OBJECTIVE – Repeat the rows word for word, everything from the line containing "Patent image size: (765, 619)." down to the line containing "The lead screw 91 is at (343, 455).", with both of those lines included.

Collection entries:
--------------------------------
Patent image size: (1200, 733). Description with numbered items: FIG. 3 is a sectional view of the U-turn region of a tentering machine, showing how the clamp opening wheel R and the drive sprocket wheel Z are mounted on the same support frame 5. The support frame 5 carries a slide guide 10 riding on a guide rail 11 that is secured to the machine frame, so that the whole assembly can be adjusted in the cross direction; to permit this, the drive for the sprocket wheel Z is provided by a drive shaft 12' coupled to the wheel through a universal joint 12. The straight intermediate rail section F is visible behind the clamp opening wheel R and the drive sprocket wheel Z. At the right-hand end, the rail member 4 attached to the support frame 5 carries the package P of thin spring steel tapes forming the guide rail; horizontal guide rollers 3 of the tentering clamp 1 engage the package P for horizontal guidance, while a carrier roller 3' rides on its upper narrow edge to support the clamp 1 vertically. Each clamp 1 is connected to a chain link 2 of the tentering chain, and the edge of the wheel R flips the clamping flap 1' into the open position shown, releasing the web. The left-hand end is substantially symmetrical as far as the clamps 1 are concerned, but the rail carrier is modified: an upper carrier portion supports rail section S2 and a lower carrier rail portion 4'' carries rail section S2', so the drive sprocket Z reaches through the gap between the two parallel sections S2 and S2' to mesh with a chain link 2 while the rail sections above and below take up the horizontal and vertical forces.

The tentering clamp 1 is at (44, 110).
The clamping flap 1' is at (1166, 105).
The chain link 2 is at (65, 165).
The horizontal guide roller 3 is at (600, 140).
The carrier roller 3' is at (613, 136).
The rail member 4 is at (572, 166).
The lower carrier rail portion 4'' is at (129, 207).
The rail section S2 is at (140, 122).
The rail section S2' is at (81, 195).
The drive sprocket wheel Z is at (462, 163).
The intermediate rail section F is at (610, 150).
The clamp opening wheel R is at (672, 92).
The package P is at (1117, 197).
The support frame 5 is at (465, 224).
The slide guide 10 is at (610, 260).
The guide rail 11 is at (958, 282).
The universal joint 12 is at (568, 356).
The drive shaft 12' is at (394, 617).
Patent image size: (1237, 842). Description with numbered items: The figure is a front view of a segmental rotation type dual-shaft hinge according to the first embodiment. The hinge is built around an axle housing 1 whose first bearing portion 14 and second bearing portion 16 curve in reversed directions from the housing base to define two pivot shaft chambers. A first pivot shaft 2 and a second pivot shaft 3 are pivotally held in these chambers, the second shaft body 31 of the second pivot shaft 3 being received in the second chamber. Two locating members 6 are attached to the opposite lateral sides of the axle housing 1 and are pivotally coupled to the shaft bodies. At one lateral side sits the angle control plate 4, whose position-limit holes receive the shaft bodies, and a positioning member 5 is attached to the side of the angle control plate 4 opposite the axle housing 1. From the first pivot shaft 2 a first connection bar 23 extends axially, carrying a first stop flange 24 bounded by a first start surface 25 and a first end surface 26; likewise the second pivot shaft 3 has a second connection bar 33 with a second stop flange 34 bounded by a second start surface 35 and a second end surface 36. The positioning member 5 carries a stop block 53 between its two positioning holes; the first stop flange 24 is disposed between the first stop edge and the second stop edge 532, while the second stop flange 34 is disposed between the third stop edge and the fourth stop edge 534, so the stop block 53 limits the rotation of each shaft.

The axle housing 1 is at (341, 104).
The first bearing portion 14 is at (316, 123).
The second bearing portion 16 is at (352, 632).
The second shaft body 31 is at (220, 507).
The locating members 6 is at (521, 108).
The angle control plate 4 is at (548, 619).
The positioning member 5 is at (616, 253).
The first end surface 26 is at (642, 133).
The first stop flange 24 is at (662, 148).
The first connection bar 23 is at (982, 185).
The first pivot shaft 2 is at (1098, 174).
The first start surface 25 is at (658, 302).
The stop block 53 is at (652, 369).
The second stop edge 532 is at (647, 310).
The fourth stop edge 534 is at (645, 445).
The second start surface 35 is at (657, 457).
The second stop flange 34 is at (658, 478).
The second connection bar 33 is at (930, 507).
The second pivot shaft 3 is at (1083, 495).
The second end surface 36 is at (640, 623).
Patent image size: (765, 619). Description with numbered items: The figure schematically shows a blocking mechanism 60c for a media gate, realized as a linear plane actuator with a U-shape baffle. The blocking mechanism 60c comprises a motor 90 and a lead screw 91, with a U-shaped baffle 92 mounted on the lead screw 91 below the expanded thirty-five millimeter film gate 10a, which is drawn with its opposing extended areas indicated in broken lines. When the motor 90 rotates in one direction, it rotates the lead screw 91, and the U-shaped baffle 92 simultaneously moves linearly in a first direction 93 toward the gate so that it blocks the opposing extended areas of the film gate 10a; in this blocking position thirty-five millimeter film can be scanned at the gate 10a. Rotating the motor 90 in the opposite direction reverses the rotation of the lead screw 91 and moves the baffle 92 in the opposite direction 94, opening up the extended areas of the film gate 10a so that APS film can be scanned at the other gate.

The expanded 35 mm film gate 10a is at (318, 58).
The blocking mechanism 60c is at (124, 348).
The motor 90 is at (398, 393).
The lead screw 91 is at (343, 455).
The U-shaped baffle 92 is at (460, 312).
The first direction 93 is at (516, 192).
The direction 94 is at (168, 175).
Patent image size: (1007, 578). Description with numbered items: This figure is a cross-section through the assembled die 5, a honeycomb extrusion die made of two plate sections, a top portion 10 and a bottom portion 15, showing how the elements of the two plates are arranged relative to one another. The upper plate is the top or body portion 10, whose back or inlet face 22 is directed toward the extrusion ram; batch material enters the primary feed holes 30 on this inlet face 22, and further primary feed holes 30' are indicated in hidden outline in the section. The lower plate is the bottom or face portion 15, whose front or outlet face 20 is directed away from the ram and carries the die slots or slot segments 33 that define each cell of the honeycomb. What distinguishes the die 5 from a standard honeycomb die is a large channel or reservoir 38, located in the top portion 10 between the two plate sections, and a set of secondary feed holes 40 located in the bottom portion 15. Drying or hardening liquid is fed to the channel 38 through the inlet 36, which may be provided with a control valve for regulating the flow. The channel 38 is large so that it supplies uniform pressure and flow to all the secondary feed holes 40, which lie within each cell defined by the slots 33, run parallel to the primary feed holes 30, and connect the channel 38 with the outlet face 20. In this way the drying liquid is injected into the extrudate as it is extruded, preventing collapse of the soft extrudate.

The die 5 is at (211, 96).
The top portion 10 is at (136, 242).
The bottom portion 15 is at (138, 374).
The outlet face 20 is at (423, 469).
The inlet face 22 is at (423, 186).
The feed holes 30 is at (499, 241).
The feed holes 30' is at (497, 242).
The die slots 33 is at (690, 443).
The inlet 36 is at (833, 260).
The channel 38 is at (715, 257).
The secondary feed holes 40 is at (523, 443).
--------------------------------
RESPONSE TO THE EXERCISE –
Patent image size: (765, 619). Description with numbered items: The figure schematically shows a blocking mechanism 60c for a media gate, realized as a linear plane actuator with a U-shape baffle. The blocking mechanism 60c comprises a motor 90 and a lead screw 91, with a U-shaped baffle 92 mounted on the lead screw 91 below the expanded thirty-five millimeter film gate 10a, which is drawn with its opposing extended areas indicated in broken lines. When the motor 90 rotates in one direction, it rotates the lead screw 91, and the U-shaped baffle 92 simultaneously moves linearly in a first direction 93 toward the gate so that it blocks the opposing extended areas of the film gate 10a; in this blocking position thirty-five millimeter film can be scanned at the gate 10a. Rotating the motor 90 in the opposite direction reverses the rotation of the lead screw 91 and moves the baffle 92 in the opposite direction 94, opening up the extended areas of the film gate 10a so that APS film can be scanned at the other gate.

The expanded 35 mm film gate 10a is at (318, 58).
The blocking mechanism 60c is at (124, 348).
The motor 90 is at (398, 393).
The lead screw 91 is at (343, 455).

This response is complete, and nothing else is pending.